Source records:
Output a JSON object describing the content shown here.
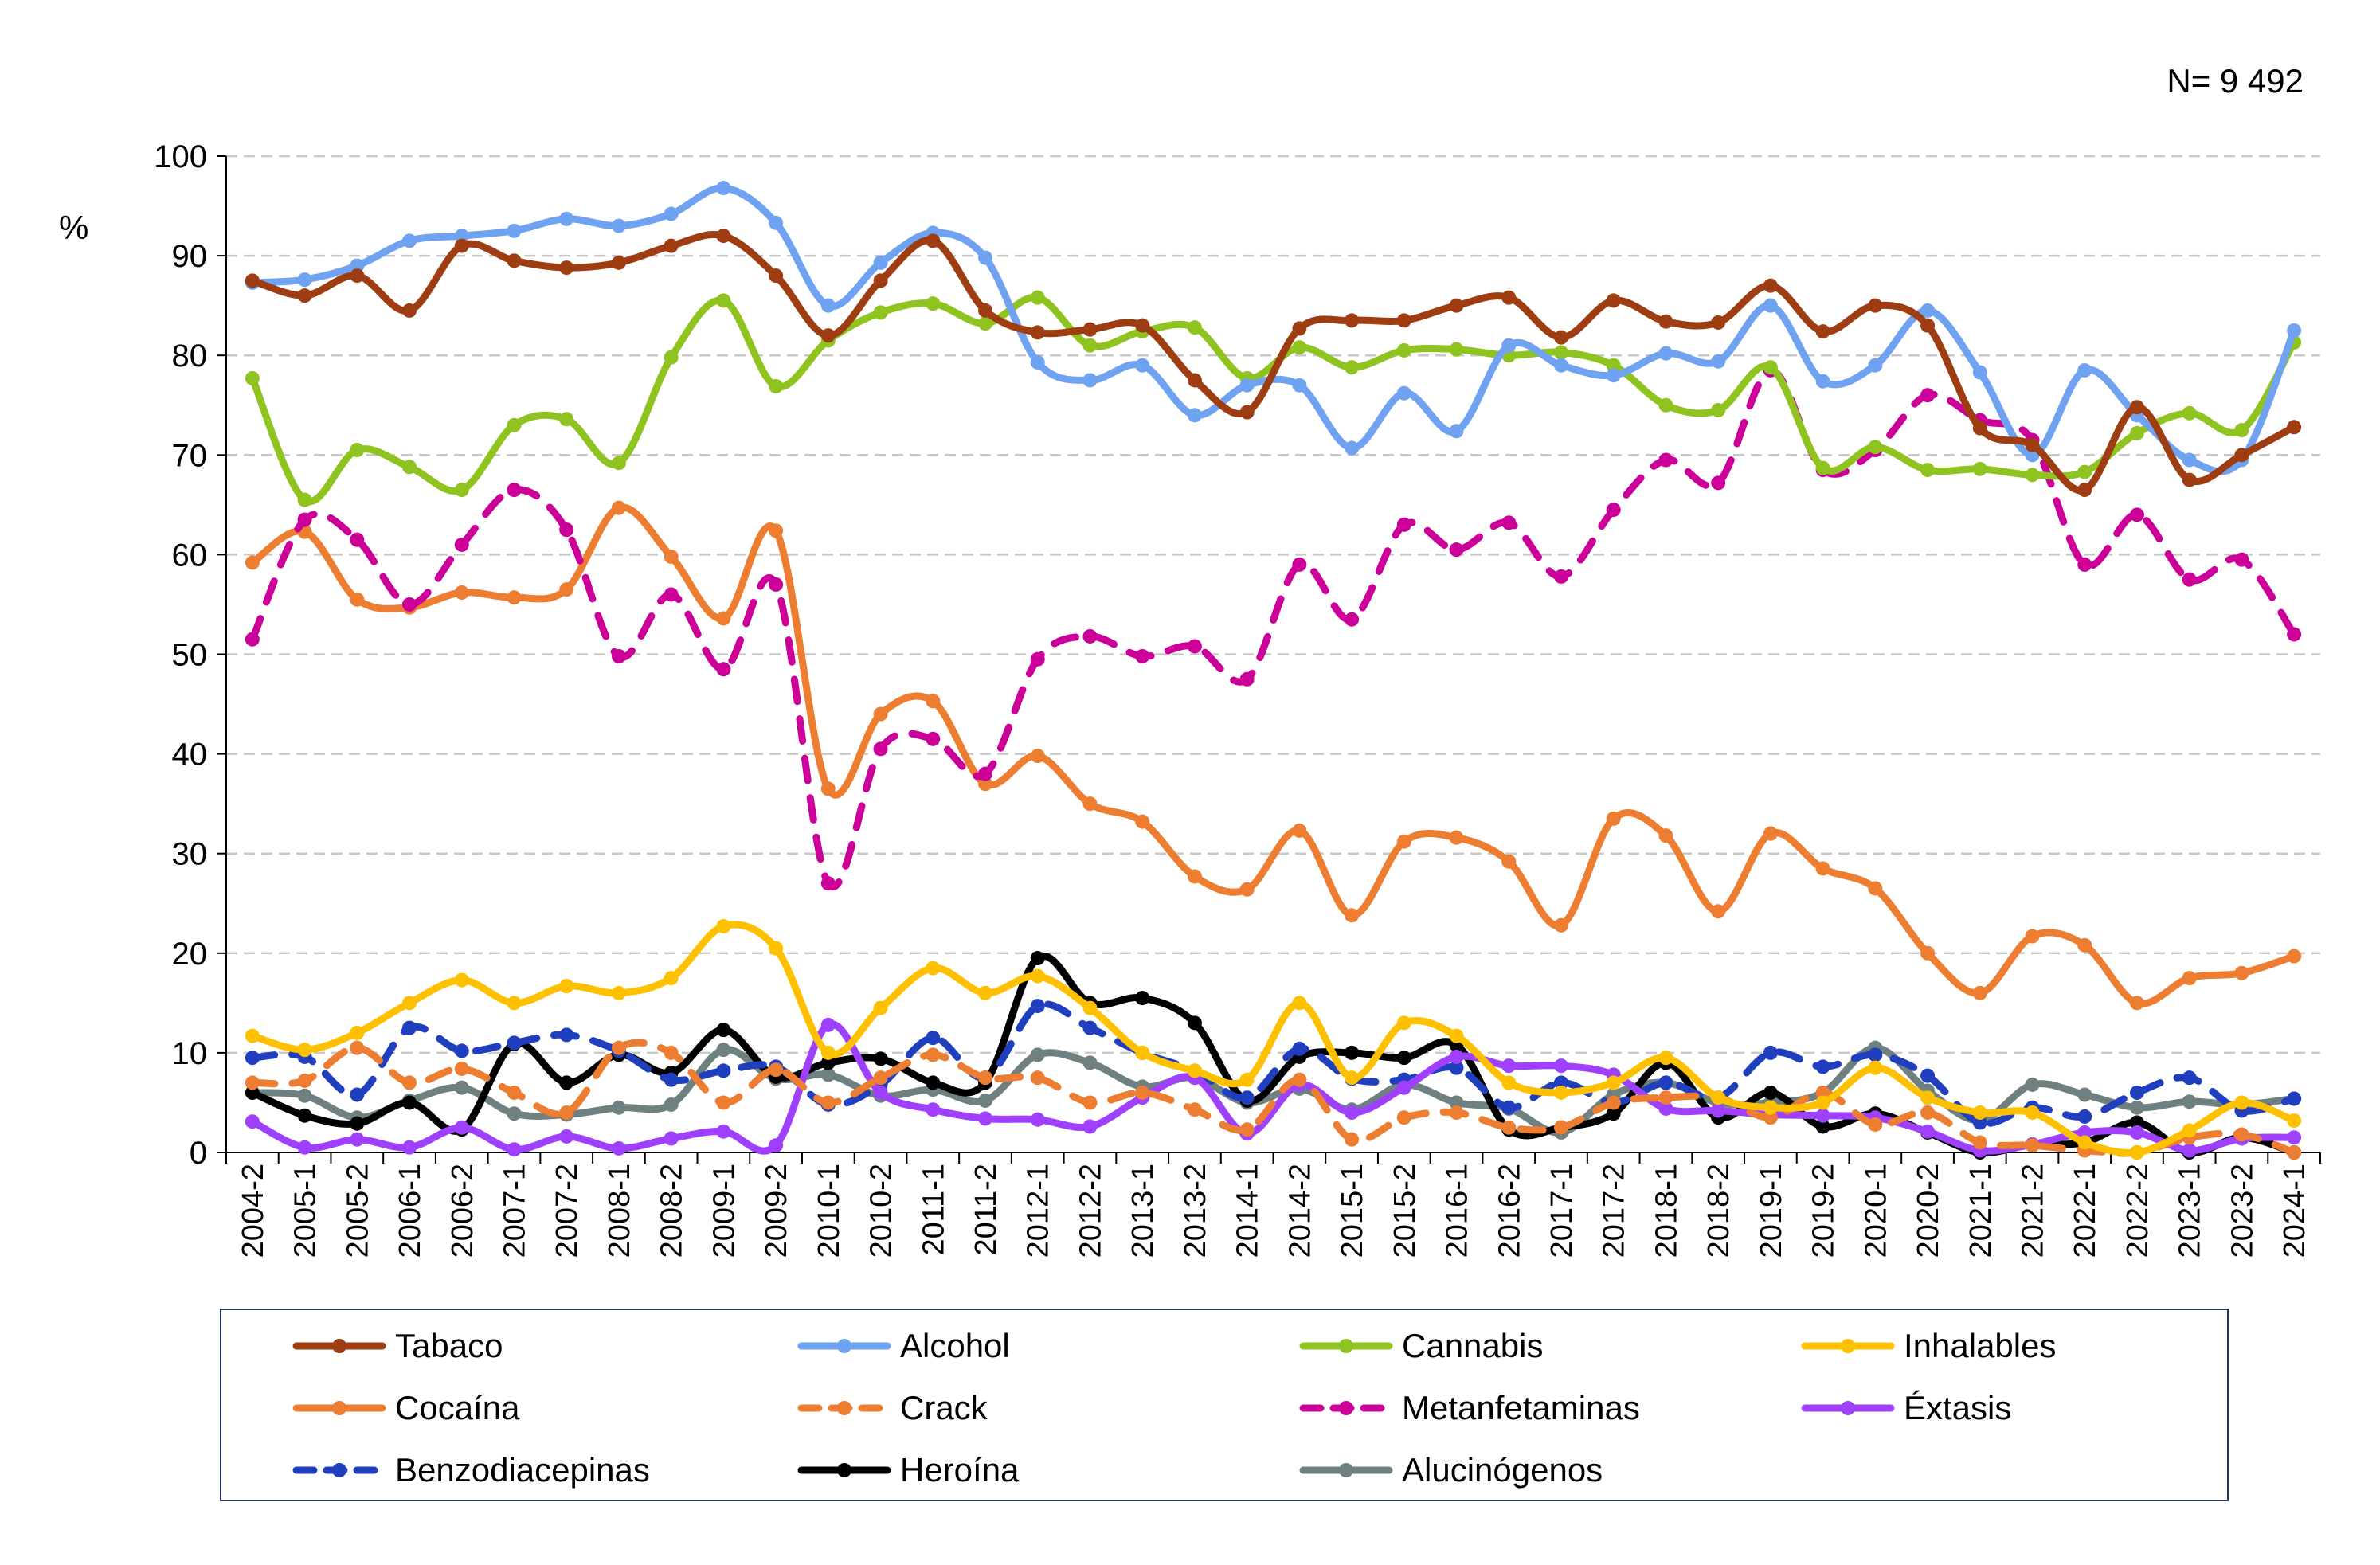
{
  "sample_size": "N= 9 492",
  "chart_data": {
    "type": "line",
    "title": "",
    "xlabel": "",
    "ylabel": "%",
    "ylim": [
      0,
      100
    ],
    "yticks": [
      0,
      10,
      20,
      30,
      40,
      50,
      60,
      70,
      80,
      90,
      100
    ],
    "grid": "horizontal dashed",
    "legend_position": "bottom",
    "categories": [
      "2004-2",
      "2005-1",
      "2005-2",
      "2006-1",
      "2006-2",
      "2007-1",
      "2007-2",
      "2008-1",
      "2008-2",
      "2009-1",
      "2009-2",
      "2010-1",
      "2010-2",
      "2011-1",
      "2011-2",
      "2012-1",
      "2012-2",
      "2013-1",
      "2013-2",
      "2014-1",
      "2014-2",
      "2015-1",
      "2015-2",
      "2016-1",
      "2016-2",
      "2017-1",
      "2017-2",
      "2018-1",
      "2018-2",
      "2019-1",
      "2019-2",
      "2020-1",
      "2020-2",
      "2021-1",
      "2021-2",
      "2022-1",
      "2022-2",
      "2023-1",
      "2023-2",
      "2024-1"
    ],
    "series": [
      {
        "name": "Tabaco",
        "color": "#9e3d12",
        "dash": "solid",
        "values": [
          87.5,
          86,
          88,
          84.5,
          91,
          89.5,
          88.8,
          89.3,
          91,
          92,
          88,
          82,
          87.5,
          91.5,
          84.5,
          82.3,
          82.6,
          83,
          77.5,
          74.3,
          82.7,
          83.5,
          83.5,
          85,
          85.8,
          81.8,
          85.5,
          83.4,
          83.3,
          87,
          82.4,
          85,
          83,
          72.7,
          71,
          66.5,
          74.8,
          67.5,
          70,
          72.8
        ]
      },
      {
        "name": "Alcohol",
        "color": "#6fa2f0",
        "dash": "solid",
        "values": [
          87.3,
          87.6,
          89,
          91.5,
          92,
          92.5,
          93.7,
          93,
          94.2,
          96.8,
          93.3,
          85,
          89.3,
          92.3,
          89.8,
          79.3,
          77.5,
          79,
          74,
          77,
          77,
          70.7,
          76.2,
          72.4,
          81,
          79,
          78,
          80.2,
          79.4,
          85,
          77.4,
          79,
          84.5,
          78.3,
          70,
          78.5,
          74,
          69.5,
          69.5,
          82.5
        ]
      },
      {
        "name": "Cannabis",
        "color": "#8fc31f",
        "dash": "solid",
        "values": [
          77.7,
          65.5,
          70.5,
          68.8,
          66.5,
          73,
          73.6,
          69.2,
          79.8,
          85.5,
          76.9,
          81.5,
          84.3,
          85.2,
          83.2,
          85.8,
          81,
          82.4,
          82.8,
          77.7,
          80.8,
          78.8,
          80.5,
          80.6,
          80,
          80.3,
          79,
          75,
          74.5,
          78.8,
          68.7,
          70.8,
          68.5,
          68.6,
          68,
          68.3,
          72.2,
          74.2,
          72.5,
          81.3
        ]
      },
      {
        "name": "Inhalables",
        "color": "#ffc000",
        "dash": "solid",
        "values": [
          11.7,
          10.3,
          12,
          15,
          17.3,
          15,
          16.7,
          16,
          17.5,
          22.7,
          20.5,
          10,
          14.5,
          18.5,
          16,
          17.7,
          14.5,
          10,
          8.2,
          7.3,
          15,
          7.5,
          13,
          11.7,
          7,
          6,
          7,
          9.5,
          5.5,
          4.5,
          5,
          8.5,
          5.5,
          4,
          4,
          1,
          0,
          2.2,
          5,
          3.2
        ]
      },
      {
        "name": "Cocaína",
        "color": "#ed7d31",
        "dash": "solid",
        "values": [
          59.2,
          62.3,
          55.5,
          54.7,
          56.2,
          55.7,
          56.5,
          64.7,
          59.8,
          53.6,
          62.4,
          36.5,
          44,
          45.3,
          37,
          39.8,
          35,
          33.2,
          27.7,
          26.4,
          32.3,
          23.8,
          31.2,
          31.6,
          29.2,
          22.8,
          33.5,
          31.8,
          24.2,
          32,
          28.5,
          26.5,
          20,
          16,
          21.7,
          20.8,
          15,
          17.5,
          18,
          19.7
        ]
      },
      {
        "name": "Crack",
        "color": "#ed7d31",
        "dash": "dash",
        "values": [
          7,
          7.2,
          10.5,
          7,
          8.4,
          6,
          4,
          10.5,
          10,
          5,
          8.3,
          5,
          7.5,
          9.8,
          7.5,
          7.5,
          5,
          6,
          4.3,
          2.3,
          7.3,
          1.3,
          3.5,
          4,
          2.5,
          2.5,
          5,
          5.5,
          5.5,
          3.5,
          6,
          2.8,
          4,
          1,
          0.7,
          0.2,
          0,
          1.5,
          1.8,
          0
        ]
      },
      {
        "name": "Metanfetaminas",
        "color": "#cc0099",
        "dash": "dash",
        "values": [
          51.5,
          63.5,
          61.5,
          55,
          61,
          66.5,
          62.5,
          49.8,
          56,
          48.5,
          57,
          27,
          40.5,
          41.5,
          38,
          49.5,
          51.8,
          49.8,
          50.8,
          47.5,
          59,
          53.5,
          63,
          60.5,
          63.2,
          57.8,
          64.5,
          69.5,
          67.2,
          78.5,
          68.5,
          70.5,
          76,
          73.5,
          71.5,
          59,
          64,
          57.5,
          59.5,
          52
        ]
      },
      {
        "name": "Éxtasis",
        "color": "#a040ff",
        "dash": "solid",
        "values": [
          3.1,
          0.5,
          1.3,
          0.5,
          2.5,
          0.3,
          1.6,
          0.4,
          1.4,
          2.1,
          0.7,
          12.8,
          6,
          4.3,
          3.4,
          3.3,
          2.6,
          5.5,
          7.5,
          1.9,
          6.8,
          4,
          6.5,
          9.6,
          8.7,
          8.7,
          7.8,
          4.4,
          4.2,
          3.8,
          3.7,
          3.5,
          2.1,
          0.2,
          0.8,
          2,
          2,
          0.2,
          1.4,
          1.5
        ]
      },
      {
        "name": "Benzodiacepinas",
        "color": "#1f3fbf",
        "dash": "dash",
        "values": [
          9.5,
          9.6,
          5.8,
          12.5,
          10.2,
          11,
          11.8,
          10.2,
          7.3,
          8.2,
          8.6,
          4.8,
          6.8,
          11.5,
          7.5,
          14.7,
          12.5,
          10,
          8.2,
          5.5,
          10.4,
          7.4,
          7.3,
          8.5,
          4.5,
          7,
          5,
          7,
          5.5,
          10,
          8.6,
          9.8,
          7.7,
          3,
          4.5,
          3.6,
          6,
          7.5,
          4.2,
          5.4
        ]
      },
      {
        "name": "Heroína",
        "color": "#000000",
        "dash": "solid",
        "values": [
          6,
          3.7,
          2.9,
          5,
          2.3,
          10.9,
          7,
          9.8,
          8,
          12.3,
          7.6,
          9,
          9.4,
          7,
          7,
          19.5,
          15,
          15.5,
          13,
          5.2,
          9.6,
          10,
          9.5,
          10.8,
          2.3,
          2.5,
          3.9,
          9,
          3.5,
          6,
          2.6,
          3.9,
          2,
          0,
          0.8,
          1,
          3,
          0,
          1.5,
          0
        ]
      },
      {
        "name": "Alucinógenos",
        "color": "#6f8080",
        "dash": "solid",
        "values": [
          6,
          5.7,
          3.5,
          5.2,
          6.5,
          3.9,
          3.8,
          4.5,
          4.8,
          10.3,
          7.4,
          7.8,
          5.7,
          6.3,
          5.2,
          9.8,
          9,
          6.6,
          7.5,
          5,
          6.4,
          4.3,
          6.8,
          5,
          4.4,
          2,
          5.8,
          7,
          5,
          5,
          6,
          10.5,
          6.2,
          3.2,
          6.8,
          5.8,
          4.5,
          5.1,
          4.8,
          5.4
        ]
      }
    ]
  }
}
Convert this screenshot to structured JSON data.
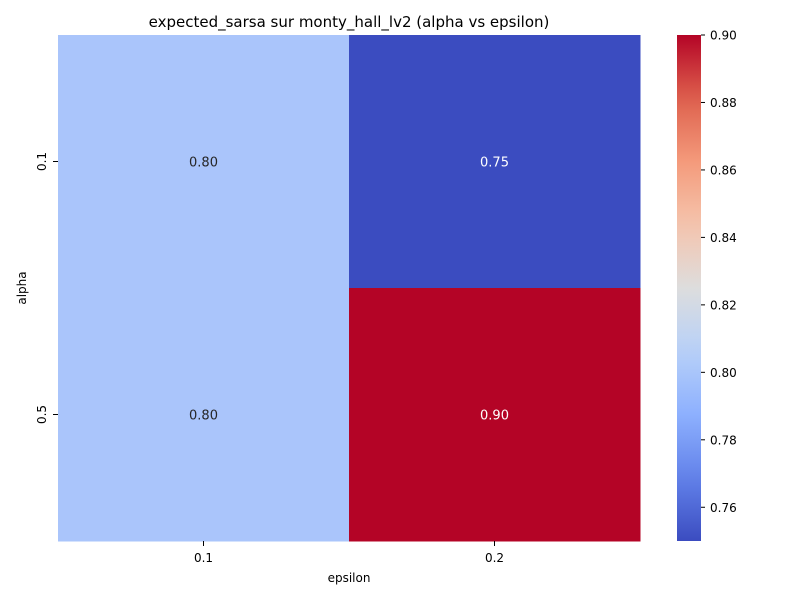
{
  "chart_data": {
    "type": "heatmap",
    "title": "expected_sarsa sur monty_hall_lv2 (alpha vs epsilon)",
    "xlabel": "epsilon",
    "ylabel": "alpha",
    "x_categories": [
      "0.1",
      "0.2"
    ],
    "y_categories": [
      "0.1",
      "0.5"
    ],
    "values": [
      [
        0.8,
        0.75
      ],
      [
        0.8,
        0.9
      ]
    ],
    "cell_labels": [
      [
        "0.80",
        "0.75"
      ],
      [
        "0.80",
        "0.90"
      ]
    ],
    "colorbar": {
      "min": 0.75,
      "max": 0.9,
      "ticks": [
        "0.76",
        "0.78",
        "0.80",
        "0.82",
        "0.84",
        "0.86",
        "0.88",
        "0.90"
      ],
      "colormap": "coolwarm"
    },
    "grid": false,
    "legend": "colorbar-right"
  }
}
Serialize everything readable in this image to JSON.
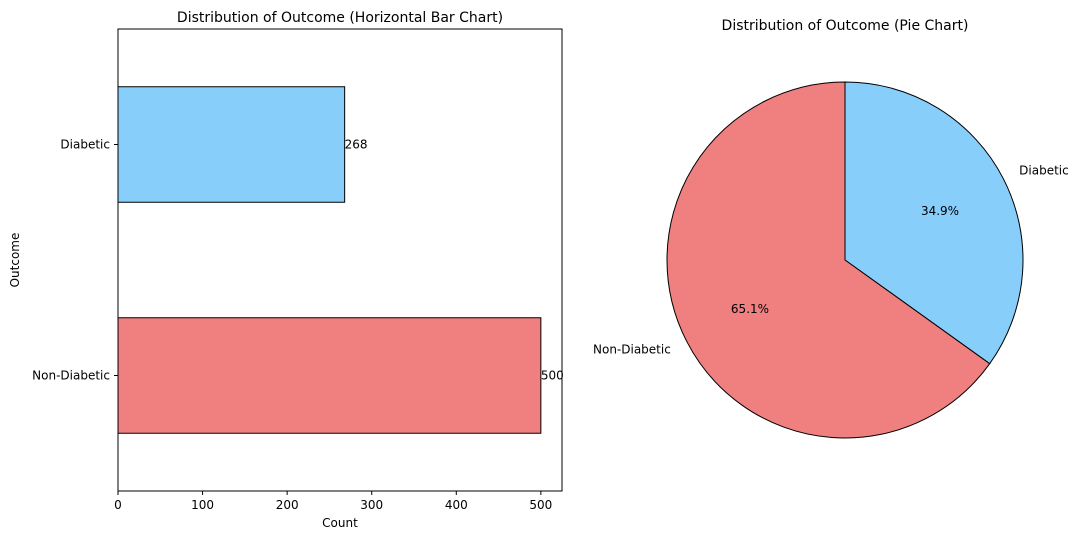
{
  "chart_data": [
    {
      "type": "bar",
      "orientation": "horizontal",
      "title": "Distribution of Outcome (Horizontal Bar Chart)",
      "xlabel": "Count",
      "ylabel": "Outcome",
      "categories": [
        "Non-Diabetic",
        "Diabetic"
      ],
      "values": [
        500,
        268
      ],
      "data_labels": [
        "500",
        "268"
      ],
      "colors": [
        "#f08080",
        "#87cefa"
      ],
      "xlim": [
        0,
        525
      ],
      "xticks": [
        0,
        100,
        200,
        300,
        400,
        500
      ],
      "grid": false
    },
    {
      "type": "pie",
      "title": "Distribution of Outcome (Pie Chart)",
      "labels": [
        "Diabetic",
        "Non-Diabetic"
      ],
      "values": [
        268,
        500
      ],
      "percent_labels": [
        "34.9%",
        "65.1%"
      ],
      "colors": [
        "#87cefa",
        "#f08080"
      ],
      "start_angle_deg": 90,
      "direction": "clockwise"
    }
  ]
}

EXERCISE AIM –
Determine the number of lines in the records that include the string "ylabel", and respond with that number only.

OUTPUT –
3